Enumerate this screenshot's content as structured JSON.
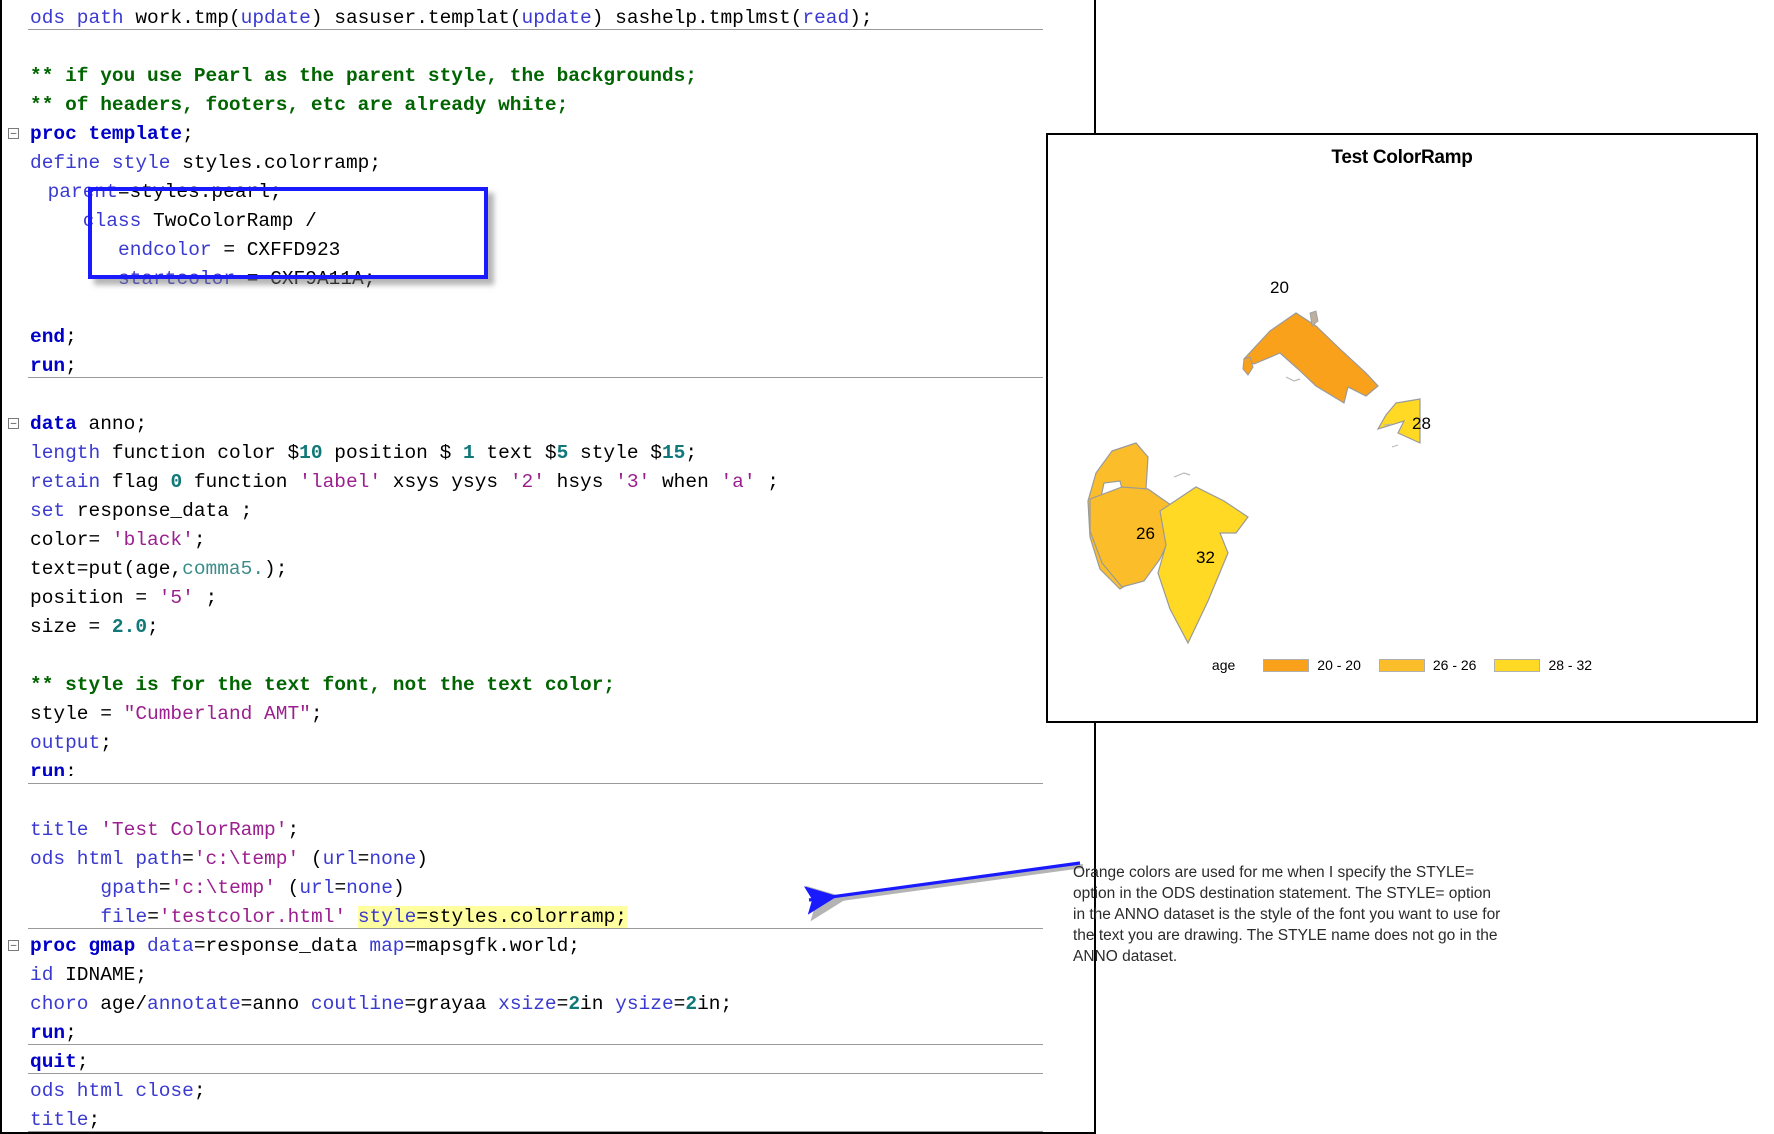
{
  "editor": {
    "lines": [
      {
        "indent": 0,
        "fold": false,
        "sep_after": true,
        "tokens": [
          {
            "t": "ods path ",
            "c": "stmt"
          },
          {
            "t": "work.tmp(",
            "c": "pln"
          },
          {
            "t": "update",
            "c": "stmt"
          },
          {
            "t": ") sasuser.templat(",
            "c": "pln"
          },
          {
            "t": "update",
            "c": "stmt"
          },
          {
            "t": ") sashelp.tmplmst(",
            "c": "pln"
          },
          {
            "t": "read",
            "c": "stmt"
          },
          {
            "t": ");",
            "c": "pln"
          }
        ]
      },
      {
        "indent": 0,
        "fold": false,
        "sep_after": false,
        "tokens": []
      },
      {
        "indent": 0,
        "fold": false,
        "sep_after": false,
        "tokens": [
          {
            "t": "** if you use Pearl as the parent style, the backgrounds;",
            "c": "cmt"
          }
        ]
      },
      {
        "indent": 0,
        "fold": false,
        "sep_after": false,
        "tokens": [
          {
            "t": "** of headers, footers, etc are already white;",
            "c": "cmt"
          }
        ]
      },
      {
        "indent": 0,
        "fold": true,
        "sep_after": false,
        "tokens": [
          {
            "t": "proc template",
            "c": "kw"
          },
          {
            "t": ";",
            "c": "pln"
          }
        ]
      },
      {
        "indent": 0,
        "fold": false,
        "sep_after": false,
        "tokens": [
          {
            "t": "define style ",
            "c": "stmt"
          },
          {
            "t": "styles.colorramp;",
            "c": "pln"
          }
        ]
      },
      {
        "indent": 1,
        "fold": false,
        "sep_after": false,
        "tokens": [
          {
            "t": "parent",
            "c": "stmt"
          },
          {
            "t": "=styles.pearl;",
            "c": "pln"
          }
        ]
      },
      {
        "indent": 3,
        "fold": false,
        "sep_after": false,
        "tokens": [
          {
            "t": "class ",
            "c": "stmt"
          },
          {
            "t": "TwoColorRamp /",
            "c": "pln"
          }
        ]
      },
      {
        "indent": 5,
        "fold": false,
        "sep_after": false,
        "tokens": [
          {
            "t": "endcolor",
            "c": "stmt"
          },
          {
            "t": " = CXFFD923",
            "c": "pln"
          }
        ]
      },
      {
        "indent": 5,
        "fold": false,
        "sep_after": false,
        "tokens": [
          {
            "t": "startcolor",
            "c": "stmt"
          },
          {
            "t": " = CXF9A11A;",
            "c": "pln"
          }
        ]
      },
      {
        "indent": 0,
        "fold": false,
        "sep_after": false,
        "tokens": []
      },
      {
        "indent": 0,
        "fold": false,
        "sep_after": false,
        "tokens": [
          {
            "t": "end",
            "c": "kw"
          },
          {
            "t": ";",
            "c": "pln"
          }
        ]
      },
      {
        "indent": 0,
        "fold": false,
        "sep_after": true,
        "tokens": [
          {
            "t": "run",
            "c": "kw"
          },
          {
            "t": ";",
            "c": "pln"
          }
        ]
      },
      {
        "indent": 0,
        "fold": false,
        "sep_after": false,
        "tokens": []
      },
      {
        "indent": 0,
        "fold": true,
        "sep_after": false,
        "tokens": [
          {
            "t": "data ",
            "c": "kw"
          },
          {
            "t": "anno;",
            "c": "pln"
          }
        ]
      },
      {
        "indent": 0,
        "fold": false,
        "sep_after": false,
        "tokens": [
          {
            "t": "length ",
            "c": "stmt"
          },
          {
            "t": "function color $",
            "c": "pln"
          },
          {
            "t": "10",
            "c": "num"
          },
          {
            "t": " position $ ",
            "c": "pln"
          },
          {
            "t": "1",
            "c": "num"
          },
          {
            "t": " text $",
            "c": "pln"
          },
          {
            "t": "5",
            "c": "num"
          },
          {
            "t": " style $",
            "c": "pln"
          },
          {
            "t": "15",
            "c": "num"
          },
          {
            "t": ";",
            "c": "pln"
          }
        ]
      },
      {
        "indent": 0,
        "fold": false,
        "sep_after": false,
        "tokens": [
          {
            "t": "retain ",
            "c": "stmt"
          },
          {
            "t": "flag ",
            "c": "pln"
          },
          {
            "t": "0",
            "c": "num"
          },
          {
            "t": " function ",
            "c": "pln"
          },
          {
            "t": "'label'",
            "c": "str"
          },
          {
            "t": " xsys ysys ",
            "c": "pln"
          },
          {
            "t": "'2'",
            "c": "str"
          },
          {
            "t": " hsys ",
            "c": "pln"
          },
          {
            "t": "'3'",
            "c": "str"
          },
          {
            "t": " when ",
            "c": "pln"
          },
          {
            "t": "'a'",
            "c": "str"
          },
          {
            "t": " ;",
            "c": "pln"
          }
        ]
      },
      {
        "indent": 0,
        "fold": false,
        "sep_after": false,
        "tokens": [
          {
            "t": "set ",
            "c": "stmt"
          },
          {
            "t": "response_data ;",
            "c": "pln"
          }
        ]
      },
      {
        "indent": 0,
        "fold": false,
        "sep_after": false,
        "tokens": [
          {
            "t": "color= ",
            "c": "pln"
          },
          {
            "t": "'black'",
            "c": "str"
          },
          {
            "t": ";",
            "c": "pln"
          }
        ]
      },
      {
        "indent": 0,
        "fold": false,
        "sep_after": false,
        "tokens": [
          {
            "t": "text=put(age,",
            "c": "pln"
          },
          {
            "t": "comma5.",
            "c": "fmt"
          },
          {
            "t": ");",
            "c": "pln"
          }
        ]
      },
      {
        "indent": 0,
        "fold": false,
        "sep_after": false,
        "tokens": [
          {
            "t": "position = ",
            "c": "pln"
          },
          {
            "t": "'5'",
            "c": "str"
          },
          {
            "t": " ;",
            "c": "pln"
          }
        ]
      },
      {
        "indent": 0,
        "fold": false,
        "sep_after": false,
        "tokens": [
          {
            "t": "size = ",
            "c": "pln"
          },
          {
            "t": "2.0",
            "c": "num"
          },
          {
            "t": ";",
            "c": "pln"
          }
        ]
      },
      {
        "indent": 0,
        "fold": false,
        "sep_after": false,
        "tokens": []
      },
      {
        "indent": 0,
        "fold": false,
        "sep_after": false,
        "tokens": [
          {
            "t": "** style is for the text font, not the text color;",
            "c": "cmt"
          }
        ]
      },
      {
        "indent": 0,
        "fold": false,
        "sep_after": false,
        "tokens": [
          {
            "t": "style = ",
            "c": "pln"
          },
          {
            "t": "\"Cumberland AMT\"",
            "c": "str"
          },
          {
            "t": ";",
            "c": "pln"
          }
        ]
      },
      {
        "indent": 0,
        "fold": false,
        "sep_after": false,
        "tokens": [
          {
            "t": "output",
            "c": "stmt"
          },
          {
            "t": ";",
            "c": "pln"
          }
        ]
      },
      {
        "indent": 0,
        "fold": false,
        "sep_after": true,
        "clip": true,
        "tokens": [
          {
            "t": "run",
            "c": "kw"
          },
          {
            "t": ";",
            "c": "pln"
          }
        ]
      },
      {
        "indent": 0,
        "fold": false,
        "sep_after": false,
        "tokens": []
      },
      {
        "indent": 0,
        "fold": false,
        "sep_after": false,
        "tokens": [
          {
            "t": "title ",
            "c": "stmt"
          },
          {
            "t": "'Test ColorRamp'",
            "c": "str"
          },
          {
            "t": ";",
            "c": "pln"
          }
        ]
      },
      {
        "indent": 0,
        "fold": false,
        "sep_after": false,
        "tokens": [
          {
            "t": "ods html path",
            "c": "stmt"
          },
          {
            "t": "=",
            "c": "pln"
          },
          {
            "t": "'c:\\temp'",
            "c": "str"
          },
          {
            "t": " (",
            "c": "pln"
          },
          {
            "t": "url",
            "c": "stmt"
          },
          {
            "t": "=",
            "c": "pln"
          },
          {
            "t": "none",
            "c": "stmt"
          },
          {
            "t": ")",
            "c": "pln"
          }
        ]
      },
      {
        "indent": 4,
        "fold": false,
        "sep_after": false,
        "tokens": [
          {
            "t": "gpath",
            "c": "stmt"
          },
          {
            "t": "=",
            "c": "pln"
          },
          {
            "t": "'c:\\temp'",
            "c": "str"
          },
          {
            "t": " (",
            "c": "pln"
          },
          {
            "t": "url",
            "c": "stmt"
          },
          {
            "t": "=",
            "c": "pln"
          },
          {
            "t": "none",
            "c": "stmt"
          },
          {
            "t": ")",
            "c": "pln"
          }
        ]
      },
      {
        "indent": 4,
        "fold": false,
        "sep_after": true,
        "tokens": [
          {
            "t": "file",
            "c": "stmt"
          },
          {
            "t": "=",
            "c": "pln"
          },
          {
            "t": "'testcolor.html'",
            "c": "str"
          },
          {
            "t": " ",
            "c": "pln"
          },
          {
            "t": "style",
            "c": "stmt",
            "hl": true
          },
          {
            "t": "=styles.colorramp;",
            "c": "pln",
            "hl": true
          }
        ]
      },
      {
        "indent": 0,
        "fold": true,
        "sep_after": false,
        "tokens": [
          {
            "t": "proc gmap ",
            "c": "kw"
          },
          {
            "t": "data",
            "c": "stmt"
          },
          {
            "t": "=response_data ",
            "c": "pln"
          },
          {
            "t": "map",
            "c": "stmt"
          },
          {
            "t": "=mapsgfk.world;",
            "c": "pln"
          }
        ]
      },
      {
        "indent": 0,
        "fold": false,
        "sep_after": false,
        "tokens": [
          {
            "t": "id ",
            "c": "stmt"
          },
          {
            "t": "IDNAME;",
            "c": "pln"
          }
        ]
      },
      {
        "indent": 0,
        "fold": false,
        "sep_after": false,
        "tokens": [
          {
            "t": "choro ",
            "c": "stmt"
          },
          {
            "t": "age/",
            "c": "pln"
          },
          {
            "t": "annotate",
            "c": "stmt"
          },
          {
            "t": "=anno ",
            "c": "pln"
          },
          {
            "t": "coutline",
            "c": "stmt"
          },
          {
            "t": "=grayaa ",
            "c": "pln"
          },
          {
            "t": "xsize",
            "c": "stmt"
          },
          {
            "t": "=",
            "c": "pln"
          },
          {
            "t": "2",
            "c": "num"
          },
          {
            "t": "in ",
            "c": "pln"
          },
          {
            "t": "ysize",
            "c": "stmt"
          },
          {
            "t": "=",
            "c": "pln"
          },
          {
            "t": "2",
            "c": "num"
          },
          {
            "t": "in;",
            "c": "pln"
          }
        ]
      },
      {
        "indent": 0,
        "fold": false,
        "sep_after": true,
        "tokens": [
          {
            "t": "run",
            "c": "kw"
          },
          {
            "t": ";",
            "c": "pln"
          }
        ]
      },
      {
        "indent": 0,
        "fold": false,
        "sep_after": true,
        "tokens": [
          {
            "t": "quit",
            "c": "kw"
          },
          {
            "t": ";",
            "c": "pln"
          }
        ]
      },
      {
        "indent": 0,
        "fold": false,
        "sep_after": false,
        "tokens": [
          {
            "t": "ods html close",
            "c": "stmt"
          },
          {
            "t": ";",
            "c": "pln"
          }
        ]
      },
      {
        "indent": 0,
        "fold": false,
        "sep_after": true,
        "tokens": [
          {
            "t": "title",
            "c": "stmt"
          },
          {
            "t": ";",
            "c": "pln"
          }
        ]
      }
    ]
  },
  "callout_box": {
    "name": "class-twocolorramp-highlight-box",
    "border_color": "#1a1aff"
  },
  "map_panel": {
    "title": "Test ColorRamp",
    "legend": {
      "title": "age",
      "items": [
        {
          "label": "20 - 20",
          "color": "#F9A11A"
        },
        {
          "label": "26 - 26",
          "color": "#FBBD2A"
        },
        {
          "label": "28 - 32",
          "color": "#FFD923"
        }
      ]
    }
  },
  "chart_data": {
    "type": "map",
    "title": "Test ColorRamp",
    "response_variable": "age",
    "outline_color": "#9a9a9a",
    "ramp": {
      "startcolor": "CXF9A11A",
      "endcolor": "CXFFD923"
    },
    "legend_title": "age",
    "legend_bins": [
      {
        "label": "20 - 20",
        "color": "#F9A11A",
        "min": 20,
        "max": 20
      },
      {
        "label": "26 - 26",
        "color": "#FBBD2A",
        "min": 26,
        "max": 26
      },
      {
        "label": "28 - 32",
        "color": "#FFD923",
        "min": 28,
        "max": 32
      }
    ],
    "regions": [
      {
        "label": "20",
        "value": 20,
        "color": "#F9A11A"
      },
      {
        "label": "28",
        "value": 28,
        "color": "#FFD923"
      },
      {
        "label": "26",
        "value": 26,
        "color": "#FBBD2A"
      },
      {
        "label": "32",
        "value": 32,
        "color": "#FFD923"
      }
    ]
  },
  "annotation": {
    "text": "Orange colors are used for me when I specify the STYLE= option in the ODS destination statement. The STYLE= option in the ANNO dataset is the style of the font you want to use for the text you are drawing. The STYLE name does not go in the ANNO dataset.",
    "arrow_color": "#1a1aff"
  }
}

Request |
Scan the entries above and work out how many lines include the word "when"; the reply is that number alone.

Answer to the task |
2